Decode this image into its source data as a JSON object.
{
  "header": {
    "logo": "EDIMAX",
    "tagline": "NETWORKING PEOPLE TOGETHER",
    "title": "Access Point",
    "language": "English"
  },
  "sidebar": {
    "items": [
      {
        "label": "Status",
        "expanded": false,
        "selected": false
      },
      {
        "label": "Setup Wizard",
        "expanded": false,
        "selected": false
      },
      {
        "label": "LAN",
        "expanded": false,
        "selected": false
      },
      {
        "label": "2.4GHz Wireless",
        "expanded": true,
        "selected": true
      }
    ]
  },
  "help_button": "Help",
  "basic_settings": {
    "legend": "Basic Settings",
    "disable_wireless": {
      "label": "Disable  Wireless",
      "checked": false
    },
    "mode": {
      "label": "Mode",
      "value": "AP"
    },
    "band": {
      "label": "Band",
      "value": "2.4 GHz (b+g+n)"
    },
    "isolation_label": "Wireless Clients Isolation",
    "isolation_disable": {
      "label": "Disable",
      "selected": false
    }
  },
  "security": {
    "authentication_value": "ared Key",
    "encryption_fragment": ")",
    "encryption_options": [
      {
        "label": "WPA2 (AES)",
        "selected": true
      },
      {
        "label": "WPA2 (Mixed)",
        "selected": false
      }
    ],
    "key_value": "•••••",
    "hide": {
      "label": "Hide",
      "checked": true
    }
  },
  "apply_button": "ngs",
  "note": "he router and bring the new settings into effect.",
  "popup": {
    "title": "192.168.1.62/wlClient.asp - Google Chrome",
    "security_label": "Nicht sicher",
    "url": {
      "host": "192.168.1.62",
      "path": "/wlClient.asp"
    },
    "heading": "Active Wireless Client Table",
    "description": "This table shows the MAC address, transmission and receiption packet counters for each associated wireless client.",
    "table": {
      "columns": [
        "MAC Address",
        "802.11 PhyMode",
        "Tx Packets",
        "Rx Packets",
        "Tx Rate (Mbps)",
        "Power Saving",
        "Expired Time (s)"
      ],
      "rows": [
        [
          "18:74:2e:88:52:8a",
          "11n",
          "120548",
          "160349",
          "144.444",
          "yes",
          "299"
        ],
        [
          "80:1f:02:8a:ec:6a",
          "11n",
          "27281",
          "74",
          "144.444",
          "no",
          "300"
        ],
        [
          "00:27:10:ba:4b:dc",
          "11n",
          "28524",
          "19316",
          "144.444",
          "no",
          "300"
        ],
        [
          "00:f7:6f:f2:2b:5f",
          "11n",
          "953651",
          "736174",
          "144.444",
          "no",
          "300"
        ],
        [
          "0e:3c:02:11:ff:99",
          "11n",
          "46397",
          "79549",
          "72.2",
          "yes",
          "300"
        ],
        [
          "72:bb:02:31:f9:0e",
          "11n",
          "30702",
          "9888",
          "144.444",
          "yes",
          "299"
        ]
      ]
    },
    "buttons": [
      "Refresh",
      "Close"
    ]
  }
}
★ ★ ★ ★
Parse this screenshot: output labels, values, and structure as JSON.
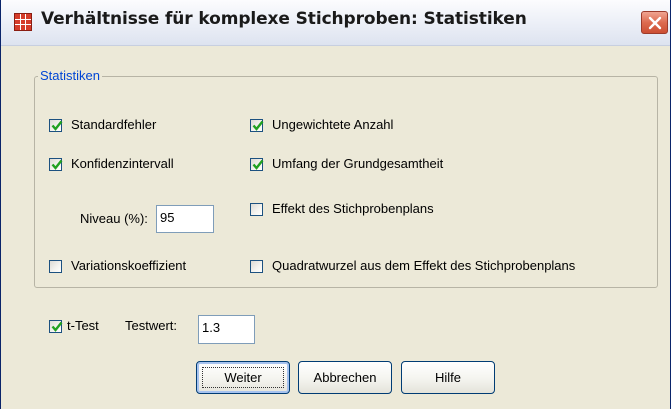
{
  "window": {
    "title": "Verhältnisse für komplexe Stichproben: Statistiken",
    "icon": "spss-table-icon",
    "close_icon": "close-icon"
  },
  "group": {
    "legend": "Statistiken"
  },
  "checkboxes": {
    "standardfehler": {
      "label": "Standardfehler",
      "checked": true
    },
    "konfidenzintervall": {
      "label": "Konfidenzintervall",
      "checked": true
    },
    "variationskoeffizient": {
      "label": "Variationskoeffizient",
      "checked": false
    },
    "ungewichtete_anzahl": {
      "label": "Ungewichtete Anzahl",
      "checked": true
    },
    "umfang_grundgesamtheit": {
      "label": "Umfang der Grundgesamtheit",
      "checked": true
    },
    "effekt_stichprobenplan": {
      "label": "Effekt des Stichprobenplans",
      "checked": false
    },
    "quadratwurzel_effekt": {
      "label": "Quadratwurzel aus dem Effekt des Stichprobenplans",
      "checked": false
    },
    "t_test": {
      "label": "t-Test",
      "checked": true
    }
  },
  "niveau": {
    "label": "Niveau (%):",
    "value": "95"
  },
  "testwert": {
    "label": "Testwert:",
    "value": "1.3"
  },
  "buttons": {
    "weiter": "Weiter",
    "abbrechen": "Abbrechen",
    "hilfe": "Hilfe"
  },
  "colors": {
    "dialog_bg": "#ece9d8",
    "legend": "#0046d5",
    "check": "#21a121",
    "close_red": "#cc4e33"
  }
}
★ ★ ★ ★
WORK TO BE COMPLETED :: Give the number of lines in the entries that hold the word "Stichprobenplans", and nothing else.

ANSWER TO THE TASK :: 2